**What is required**: Select lines where the word "тому" appears.

(Dataset rows about figures)
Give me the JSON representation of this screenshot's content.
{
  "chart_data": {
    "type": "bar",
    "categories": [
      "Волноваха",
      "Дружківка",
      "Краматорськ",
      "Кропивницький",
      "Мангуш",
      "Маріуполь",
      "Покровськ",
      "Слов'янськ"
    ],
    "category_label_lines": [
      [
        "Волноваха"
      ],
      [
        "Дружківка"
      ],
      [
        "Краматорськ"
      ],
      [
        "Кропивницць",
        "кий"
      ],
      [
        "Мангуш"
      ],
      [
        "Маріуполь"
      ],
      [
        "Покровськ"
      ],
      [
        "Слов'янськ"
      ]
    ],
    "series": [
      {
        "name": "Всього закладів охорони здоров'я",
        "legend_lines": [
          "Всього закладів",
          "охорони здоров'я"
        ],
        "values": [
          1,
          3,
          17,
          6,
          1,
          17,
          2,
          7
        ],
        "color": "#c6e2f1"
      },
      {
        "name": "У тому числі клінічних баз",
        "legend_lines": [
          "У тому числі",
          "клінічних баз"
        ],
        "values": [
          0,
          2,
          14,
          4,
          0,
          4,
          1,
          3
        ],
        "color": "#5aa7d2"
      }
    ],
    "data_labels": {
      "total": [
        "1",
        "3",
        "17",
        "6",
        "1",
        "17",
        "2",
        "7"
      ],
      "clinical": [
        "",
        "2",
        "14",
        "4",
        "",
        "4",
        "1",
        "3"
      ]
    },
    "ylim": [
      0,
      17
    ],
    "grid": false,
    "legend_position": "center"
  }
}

**Solution for this exercise**:
        "name": "У тому числі клінічних баз",
          "У тому числі",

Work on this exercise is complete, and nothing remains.